** START Material shown **

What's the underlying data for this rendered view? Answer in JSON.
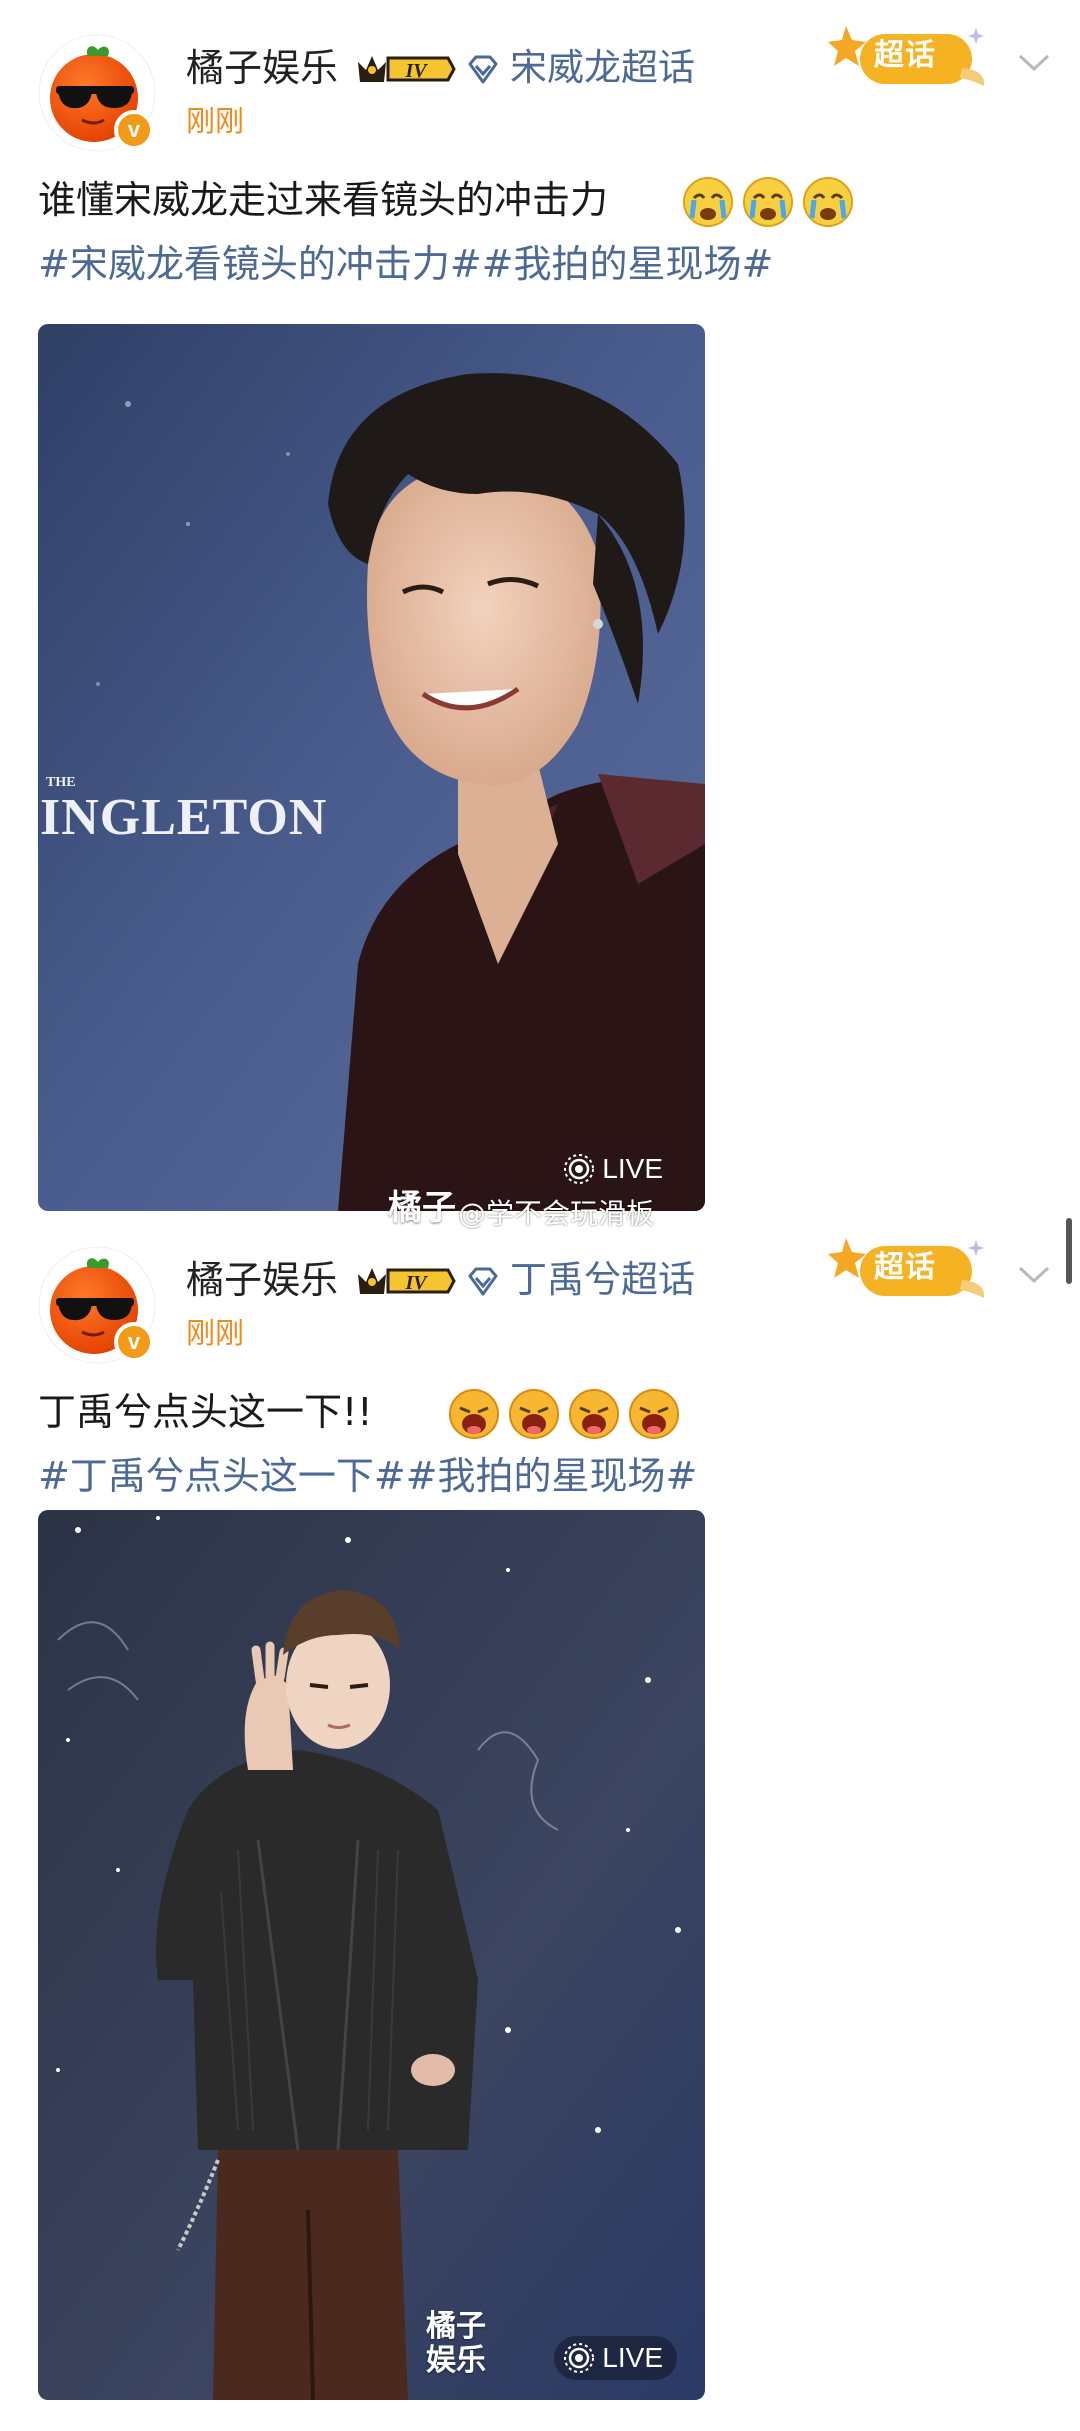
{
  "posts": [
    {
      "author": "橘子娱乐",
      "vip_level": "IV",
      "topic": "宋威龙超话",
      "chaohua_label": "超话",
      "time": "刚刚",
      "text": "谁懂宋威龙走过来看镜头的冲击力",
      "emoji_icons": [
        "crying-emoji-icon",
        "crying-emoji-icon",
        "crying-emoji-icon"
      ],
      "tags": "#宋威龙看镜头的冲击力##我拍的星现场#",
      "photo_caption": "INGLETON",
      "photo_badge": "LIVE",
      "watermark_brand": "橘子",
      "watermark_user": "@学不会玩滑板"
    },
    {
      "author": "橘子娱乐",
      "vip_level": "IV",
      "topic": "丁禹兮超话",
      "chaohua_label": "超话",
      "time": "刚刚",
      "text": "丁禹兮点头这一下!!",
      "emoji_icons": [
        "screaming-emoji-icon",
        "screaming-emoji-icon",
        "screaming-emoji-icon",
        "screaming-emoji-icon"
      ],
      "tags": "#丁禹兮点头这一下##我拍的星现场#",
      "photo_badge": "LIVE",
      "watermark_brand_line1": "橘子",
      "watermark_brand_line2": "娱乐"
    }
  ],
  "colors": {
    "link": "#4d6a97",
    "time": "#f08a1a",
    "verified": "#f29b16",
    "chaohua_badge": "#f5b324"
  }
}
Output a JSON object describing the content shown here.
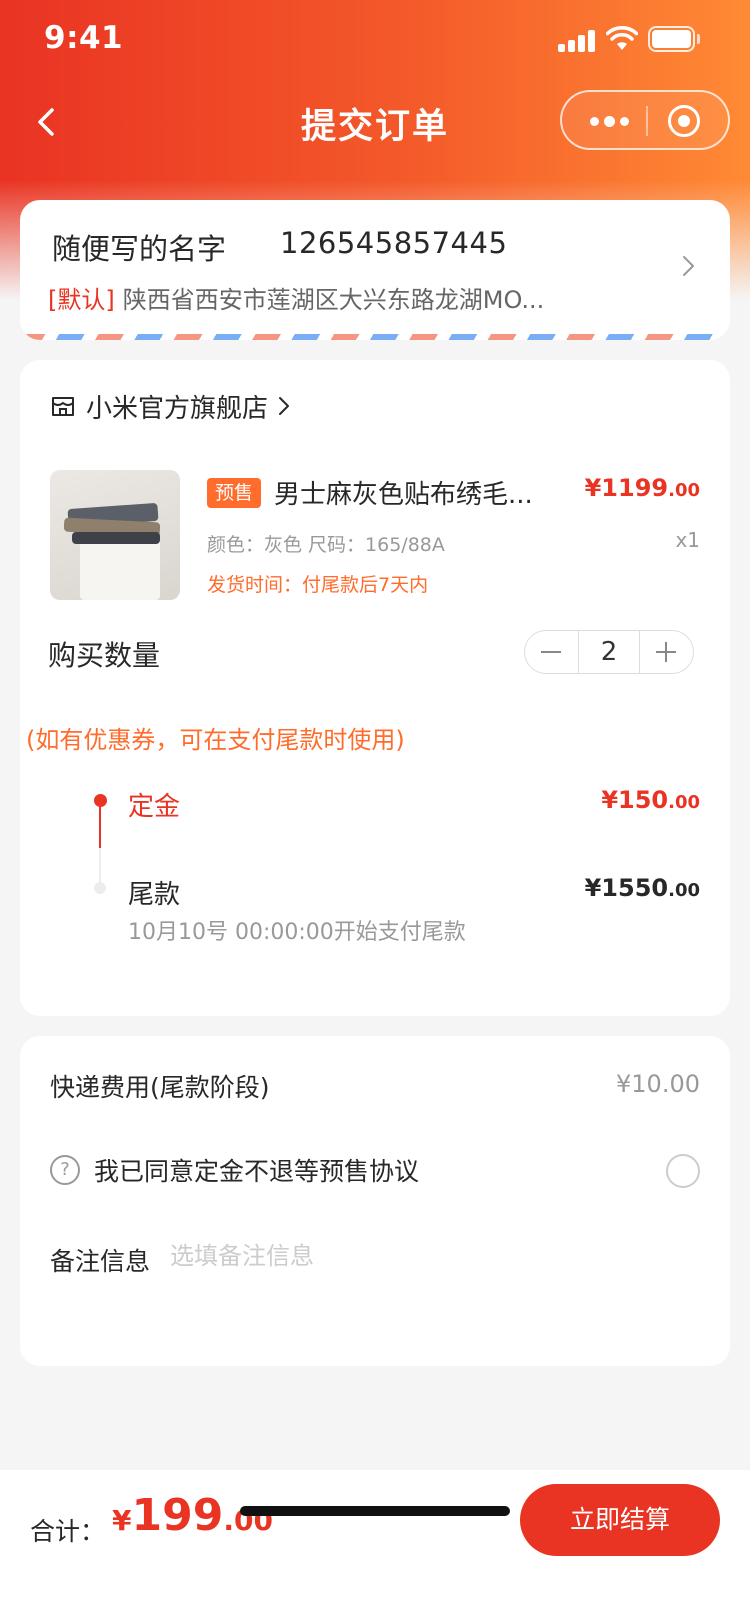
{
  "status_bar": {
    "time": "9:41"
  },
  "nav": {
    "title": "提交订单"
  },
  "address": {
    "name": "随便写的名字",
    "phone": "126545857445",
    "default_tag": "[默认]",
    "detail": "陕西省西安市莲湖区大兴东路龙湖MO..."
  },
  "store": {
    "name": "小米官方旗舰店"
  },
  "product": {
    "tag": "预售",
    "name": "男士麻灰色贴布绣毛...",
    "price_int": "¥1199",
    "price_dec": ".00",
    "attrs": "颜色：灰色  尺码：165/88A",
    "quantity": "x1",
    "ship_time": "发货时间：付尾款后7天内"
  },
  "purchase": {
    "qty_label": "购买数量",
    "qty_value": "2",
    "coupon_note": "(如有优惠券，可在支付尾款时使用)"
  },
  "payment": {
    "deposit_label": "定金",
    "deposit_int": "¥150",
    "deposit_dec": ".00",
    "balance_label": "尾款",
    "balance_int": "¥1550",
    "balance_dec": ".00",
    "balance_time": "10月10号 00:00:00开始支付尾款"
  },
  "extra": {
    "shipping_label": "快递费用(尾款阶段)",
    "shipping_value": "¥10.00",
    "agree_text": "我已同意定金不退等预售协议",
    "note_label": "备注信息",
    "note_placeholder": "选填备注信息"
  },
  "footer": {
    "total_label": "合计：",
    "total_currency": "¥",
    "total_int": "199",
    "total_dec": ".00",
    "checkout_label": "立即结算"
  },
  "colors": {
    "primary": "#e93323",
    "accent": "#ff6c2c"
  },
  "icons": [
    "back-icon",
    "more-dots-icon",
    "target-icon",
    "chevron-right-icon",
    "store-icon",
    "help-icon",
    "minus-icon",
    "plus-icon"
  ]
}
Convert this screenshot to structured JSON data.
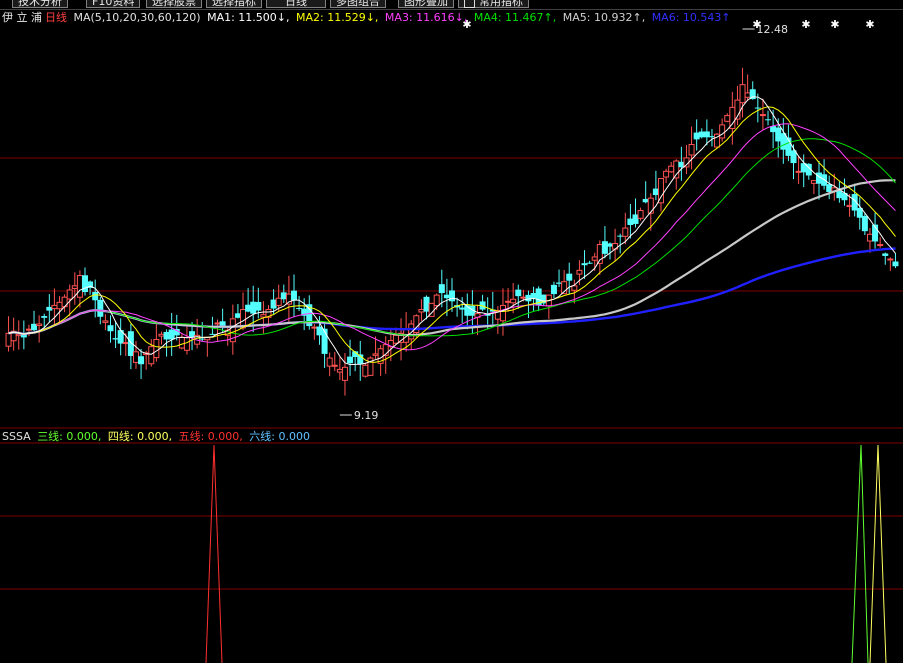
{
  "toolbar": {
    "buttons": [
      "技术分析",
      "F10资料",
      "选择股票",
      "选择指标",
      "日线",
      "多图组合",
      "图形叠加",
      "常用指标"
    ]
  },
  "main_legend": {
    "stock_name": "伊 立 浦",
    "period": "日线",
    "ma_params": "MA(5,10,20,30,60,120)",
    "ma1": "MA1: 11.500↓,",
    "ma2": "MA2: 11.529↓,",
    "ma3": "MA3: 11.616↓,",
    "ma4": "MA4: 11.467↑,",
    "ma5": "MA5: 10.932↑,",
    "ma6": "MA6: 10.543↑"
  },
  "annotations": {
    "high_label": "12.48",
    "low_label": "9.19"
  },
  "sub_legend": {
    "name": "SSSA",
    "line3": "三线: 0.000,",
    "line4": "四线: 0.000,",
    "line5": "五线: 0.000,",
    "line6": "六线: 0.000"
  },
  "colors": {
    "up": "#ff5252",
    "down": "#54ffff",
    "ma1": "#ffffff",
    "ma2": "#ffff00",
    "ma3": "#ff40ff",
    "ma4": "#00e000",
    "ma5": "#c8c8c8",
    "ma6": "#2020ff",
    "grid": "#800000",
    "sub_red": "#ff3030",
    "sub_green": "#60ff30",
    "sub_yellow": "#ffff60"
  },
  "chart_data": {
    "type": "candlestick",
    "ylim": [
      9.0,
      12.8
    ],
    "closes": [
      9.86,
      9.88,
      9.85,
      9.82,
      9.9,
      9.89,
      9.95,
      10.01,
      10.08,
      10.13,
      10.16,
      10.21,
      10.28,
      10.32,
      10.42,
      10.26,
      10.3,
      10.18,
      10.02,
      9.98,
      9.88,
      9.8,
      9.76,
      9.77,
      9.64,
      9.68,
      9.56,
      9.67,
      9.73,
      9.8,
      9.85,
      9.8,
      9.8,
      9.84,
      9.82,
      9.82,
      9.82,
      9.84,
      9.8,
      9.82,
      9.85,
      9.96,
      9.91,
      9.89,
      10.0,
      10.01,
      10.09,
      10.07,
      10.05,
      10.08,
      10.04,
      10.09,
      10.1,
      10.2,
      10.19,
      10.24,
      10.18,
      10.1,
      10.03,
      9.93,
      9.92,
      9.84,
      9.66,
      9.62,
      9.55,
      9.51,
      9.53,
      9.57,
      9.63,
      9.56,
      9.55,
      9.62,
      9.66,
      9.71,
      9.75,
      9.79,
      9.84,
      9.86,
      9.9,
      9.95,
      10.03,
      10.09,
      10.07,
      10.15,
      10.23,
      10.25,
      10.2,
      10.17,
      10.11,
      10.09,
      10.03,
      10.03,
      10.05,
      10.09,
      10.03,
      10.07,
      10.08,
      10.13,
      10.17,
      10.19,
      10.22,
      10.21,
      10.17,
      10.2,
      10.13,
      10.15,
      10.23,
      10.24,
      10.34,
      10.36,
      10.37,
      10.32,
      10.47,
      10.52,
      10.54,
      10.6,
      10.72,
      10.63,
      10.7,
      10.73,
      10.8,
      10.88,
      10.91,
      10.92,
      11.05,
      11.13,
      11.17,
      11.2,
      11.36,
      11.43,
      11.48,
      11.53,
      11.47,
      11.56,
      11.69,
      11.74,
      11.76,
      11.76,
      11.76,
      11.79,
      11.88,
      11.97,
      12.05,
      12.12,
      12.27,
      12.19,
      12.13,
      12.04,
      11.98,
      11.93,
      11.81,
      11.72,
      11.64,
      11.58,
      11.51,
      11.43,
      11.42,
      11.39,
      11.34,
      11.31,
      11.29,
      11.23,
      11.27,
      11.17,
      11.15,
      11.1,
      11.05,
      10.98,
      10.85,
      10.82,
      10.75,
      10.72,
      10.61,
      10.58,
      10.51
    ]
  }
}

** END Material shown **

Goal of the exercise
Set down all the data again exactly as above, pictures excluded.

Final result
What's the underlying data for this rendered view? Answer in JSON.
{
  "posts": [
    {
      "author": "橘子娱乐",
      "vip_level": "IV",
      "topic": "宋威龙超话",
      "chaohua_label": "超话",
      "time": "刚刚",
      "text": "谁懂宋威龙走过来看镜头的冲击力",
      "emoji_icons": [
        "crying-emoji-icon",
        "crying-emoji-icon",
        "crying-emoji-icon"
      ],
      "tags": "#宋威龙看镜头的冲击力##我拍的星现场#",
      "photo_caption": "INGLETON",
      "photo_badge": "LIVE",
      "watermark_brand": "橘子",
      "watermark_user": "@学不会玩滑板"
    },
    {
      "author": "橘子娱乐",
      "vip_level": "IV",
      "topic": "丁禹兮超话",
      "chaohua_label": "超话",
      "time": "刚刚",
      "text": "丁禹兮点头这一下!!",
      "emoji_icons": [
        "screaming-emoji-icon",
        "screaming-emoji-icon",
        "screaming-emoji-icon",
        "screaming-emoji-icon"
      ],
      "tags": "#丁禹兮点头这一下##我拍的星现场#",
      "photo_badge": "LIVE",
      "watermark_brand_line1": "橘子",
      "watermark_brand_line2": "娱乐"
    }
  ],
  "colors": {
    "link": "#4d6a97",
    "time": "#f08a1a",
    "verified": "#f29b16",
    "chaohua_badge": "#f5b324"
  }
}
Output a JSON object describing the content shown here.
{
  "status_bar": {
    "time": "9:41"
  },
  "nav": {
    "title": "提交订单"
  },
  "address": {
    "name": "随便写的名字",
    "phone": "126545857445",
    "default_tag": "[默认]",
    "detail": "陕西省西安市莲湖区大兴东路龙湖MO..."
  },
  "store": {
    "name": "小米官方旗舰店"
  },
  "product": {
    "tag": "预售",
    "name": "男士麻灰色贴布绣毛...",
    "price_int": "¥1199",
    "price_dec": ".00",
    "attrs": "颜色：灰色  尺码：165/88A",
    "quantity": "x1",
    "ship_time": "发货时间：付尾款后7天内"
  },
  "purchase": {
    "qty_label": "购买数量",
    "qty_value": "2",
    "coupon_note": "(如有优惠券，可在支付尾款时使用)"
  },
  "payment": {
    "deposit_label": "定金",
    "deposit_int": "¥150",
    "deposit_dec": ".00",
    "balance_label": "尾款",
    "balance_int": "¥1550",
    "balance_dec": ".00",
    "balance_time": "10月10号 00:00:00开始支付尾款"
  },
  "extra": {
    "shipping_label": "快递费用(尾款阶段)",
    "shipping_value": "¥10.00",
    "agree_text": "我已同意定金不退等预售协议",
    "note_label": "备注信息",
    "note_placeholder": "选填备注信息"
  },
  "footer": {
    "total_label": "合计：",
    "total_currency": "¥",
    "total_int": "199",
    "total_dec": ".00",
    "checkout_label": "立即结算"
  },
  "colors": {
    "primary": "#e93323",
    "accent": "#ff6c2c"
  },
  "icons": [
    "back-icon",
    "more-dots-icon",
    "target-icon",
    "chevron-right-icon",
    "store-icon",
    "help-icon",
    "minus-icon",
    "plus-icon"
  ]
}
Convert this screenshot to structured JSON data.
{
  "toolbar": {
    "buttons": [
      "技术分析",
      "F10资料",
      "选择股票",
      "选择指标",
      "日线",
      "多图组合",
      "图形叠加",
      "常用指标"
    ]
  },
  "main_legend": {
    "stock_name": "伊 立 浦",
    "period": "日线",
    "ma_params": "MA(5,10,20,30,60,120)",
    "ma1": "MA1: 11.500↓,",
    "ma2": "MA2: 11.529↓,",
    "ma3": "MA3: 11.616↓,",
    "ma4": "MA4: 11.467↑,",
    "ma5": "MA5: 10.932↑,",
    "ma6": "MA6: 10.543↑"
  },
  "annotations": {
    "high_label": "12.48",
    "low_label": "9.19"
  },
  "sub_legend": {
    "name": "SSSA",
    "line3": "三线: 0.000,",
    "line4": "四线: 0.000,",
    "line5": "五线: 0.000,",
    "line6": "六线: 0.000"
  },
  "colors": {
    "up": "#ff5252",
    "down": "#54ffff",
    "ma1": "#ffffff",
    "ma2": "#ffff00",
    "ma3": "#ff40ff",
    "ma4": "#00e000",
    "ma5": "#c8c8c8",
    "ma6": "#2020ff",
    "grid": "#800000",
    "sub_red": "#ff3030",
    "sub_green": "#60ff30",
    "sub_yellow": "#ffff60"
  },
  "chart_data": {
    "type": "candlestick",
    "ylim": [
      9.0,
      12.8
    ],
    "closes": [
      9.86,
      9.88,
      9.85,
      9.82,
      9.9,
      9.89,
      9.95,
      10.01,
      10.08,
      10.13,
      10.16,
      10.21,
      10.28,
      10.32,
      10.42,
      10.26,
      10.3,
      10.18,
      10.02,
      9.98,
      9.88,
      9.8,
      9.76,
      9.77,
      9.64,
      9.68,
      9.56,
      9.67,
      9.73,
      9.8,
      9.85,
      9.8,
      9.8,
      9.84,
      9.82,
      9.82,
      9.82,
      9.84,
      9.8,
      9.82,
      9.85,
      9.96,
      9.91,
      9.89,
      10.0,
      10.01,
      10.09,
      10.07,
      10.05,
      10.08,
      10.04,
      10.09,
      10.1,
      10.2,
      10.19,
      10.24,
      10.18,
      10.1,
      10.03,
      9.93,
      9.92,
      9.84,
      9.66,
      9.62,
      9.55,
      9.51,
      9.53,
      9.57,
      9.63,
      9.56,
      9.55,
      9.62,
      9.66,
      9.71,
      9.75,
      9.79,
      9.84,
      9.86,
      9.9,
      9.95,
      10.03,
      10.09,
      10.07,
      10.15,
      10.23,
      10.25,
      10.2,
      10.17,
      10.11,
      10.09,
      10.03,
      10.03,
      10.05,
      10.09,
      10.03,
      10.07,
      10.08,
      10.13,
      10.17,
      10.19,
      10.22,
      10.21,
      10.17,
      10.2,
      10.13,
      10.15,
      10.23,
      10.24,
      10.34,
      10.36,
      10.37,
      10.32,
      10.47,
      10.52,
      10.54,
      10.6,
      10.72,
      10.63,
      10.7,
      10.73,
      10.8,
      10.88,
      10.91,
      10.92,
      11.05,
      11.13,
      11.17,
      11.2,
      11.36,
      11.43,
      11.48,
      11.53,
      11.47,
      11.56,
      11.69,
      11.74,
      11.76,
      11.76,
      11.76,
      11.79,
      11.88,
      11.97,
      12.05,
      12.12,
      12.27,
      12.19,
      12.13,
      12.04,
      11.98,
      11.93,
      11.81,
      11.72,
      11.64,
      11.58,
      11.51,
      11.43,
      11.42,
      11.39,
      11.34,
      11.31,
      11.29,
      11.23,
      11.27,
      11.17,
      11.15,
      11.1,
      11.05,
      10.98,
      10.85,
      10.82,
      10.75,
      10.72,
      10.61,
      10.58,
      10.51
    ]
  }
}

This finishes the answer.